> **Problem statement**: Which lines hold the word "JSON"? Copy each of them from the material.

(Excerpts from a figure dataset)

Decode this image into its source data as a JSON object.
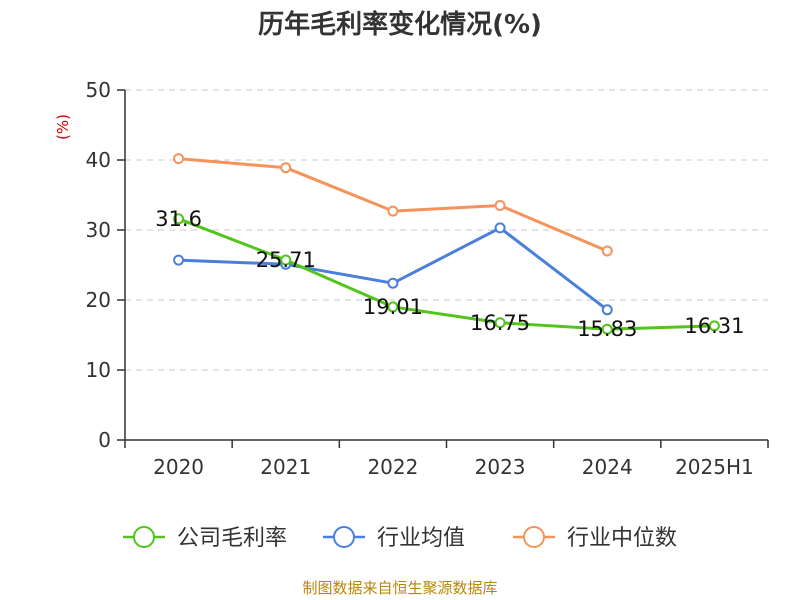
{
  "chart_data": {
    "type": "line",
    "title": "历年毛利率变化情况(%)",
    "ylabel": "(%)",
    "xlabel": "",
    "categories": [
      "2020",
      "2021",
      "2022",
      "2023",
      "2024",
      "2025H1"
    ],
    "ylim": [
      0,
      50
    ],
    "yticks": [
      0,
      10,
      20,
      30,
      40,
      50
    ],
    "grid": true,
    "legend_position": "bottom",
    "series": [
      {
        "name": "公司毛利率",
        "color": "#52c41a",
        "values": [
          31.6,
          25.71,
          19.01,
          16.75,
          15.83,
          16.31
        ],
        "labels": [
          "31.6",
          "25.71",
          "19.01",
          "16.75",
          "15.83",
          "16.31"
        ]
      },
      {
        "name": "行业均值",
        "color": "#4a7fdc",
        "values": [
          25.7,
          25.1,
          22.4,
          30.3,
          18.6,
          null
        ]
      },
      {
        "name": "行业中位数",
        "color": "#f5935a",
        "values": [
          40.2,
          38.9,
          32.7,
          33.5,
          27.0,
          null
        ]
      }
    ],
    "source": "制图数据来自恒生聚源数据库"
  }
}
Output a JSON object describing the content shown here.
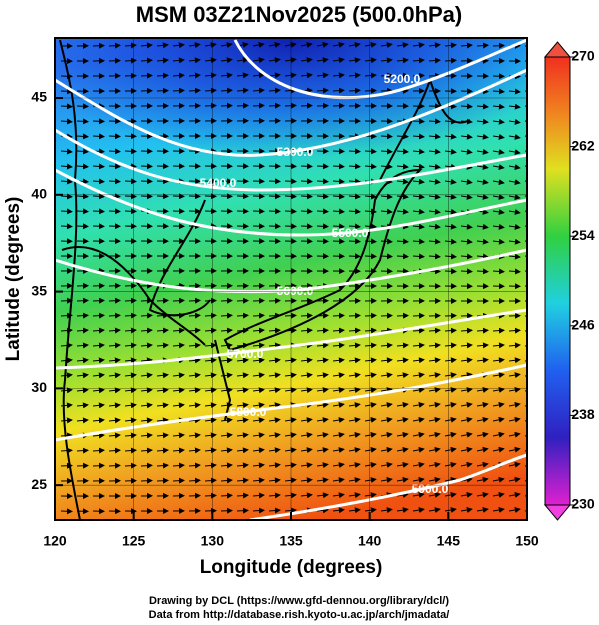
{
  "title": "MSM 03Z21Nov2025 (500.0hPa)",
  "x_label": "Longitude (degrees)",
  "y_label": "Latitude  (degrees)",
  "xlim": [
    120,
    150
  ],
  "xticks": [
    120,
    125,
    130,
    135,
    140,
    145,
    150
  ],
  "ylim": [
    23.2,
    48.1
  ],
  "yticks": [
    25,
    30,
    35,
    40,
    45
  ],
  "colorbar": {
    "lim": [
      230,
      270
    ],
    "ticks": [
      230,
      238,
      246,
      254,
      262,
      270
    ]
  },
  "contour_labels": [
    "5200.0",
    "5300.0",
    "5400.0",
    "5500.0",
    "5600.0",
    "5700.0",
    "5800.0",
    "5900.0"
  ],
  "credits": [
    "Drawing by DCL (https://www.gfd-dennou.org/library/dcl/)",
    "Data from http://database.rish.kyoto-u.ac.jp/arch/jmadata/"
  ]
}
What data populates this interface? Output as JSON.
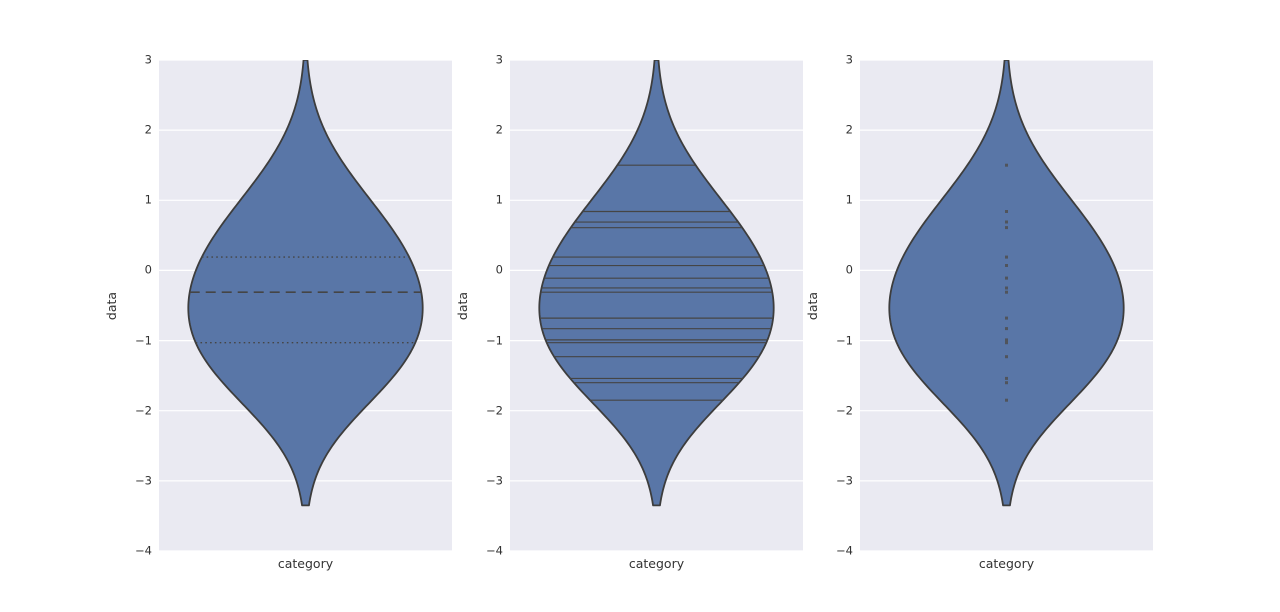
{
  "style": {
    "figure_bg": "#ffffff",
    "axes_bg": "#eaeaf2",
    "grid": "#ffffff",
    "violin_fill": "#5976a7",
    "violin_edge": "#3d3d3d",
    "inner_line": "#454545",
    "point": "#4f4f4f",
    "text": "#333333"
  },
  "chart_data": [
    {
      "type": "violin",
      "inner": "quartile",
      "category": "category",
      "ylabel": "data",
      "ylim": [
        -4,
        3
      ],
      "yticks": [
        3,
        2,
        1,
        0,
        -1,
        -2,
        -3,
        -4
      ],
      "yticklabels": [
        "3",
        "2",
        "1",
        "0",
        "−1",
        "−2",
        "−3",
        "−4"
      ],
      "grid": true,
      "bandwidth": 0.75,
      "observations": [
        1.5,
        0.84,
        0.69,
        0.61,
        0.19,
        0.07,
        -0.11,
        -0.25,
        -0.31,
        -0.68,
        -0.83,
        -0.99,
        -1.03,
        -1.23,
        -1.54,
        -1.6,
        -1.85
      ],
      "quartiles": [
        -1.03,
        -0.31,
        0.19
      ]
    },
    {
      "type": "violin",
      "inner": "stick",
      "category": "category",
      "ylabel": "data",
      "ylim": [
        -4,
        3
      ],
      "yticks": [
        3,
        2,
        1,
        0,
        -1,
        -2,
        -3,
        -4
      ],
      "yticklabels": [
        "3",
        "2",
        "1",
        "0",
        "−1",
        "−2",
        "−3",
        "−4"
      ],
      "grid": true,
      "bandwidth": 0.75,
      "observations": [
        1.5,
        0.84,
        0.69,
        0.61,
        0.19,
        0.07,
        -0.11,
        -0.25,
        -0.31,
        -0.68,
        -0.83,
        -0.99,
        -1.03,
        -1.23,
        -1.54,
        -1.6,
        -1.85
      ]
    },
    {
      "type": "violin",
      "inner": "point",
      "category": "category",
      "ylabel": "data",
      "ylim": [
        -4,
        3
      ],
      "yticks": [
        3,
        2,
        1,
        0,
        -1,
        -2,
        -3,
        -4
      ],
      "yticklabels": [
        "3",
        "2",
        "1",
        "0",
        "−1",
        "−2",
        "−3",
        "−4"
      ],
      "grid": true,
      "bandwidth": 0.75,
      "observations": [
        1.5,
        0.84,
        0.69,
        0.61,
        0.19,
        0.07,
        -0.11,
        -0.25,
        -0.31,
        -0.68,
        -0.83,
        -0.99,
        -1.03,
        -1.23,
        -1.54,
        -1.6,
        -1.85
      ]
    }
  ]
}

> **Answer to the problem**:
Decode this image into its source data as a JSON object.
Output a JSON object describing the content shown here.
What data populates this interface? Output as JSON.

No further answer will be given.